→ **Problem statement**: Below are the records. Count the lines containing the string "content", and reply with the number alone.

→ **Dataset records**:
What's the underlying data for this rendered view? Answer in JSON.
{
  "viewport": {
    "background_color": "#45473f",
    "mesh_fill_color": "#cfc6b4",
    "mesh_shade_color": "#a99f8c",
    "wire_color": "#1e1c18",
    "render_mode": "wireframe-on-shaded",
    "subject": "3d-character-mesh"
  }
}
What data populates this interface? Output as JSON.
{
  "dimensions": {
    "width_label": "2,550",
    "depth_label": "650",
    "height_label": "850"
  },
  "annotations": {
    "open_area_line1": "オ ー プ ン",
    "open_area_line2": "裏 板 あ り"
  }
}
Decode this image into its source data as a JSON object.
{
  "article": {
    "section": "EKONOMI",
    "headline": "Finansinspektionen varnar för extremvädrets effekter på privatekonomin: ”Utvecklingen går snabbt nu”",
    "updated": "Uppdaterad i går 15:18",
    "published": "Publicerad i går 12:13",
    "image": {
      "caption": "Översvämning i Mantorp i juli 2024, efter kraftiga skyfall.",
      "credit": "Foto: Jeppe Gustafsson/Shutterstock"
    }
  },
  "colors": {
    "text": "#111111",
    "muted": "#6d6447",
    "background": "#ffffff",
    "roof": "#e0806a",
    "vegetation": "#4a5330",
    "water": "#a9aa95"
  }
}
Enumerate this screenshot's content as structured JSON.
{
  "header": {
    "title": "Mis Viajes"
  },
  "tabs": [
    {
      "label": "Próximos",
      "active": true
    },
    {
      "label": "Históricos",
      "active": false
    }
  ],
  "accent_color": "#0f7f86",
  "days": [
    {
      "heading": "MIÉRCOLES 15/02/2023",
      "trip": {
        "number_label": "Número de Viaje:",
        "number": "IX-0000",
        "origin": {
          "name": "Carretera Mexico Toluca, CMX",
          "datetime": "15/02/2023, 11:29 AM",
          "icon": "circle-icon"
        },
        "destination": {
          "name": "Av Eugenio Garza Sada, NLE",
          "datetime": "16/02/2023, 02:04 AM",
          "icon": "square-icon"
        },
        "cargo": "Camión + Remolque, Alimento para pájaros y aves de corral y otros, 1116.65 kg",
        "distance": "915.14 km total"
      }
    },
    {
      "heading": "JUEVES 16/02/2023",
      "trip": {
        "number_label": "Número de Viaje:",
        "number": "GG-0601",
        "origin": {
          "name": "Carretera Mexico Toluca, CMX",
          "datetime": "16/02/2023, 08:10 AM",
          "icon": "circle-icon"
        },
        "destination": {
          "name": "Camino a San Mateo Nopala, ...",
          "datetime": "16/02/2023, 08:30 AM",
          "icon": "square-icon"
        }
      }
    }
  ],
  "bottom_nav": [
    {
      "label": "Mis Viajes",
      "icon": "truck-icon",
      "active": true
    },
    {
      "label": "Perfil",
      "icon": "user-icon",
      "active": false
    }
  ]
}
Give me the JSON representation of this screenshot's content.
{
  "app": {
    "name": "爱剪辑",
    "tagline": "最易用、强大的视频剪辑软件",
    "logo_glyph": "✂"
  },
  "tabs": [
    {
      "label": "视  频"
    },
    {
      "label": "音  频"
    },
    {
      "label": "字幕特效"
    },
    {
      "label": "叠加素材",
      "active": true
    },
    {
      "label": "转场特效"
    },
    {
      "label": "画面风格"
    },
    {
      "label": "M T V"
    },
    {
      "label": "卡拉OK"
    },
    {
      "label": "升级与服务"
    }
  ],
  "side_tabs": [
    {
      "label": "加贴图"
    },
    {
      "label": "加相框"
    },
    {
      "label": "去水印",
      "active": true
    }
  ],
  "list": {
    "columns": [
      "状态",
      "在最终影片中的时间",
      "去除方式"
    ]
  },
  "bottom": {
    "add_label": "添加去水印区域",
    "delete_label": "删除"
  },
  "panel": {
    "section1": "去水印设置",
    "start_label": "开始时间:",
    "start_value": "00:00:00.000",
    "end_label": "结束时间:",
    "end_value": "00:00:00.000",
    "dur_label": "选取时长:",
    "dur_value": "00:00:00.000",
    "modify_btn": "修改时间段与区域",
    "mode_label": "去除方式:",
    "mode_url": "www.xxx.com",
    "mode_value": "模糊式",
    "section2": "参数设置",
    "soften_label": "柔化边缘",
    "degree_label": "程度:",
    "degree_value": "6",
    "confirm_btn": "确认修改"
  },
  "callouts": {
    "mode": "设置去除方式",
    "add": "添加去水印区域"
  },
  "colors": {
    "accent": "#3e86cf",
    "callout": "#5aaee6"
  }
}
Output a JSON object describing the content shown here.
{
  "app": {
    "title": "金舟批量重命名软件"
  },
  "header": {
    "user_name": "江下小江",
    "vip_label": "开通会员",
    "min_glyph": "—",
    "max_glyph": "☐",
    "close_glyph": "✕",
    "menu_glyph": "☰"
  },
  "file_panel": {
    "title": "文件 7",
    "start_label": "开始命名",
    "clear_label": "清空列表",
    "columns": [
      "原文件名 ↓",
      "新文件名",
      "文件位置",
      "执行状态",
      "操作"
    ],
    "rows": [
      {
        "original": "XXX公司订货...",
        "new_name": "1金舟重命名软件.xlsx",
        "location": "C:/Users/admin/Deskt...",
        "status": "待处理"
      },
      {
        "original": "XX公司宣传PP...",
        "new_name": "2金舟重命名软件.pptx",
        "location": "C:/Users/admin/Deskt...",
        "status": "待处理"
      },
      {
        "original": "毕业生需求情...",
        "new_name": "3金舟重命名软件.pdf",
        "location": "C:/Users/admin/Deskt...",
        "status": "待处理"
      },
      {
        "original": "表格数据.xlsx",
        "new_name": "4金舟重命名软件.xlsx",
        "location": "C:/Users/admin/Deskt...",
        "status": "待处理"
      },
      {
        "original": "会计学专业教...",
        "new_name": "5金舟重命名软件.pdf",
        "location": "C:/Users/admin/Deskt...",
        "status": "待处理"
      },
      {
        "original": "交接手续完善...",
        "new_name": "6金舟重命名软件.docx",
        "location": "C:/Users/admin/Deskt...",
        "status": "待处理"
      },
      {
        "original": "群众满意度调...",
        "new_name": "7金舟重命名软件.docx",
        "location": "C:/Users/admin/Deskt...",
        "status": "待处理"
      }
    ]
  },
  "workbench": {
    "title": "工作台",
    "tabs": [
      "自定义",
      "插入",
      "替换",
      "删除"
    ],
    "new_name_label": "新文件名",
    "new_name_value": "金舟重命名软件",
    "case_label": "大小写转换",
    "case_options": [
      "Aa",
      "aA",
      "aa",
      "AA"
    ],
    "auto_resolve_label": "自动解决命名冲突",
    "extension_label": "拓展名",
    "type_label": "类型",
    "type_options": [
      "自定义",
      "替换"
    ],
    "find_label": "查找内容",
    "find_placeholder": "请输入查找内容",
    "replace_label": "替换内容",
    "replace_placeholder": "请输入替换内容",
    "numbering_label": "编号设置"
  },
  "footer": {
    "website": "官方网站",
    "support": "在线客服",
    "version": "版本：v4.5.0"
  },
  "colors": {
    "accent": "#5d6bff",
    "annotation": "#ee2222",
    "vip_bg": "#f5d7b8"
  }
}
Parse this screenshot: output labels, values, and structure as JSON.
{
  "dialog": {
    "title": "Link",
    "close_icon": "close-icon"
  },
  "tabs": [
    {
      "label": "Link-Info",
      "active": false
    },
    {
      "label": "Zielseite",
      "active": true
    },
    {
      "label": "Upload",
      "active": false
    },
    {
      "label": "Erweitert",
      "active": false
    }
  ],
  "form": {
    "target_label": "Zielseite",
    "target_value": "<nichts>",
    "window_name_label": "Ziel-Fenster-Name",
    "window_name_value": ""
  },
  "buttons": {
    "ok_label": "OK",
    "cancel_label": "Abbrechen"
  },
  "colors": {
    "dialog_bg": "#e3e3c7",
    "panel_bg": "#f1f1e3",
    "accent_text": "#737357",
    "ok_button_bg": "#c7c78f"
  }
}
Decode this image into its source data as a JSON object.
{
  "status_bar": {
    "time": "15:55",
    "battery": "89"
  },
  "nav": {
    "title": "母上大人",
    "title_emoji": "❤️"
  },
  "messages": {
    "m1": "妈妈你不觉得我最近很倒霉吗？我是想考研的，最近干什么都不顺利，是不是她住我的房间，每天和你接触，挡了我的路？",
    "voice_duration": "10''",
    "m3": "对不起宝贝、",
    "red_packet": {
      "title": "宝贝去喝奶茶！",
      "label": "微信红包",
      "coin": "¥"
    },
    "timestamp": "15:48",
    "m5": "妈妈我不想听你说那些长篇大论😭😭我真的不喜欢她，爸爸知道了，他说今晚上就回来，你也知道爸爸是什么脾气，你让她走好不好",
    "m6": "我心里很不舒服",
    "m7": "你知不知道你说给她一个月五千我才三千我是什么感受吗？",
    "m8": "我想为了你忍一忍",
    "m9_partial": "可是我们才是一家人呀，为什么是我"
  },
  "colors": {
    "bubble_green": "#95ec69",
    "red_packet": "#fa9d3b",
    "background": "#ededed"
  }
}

→ **Response to the task**: 3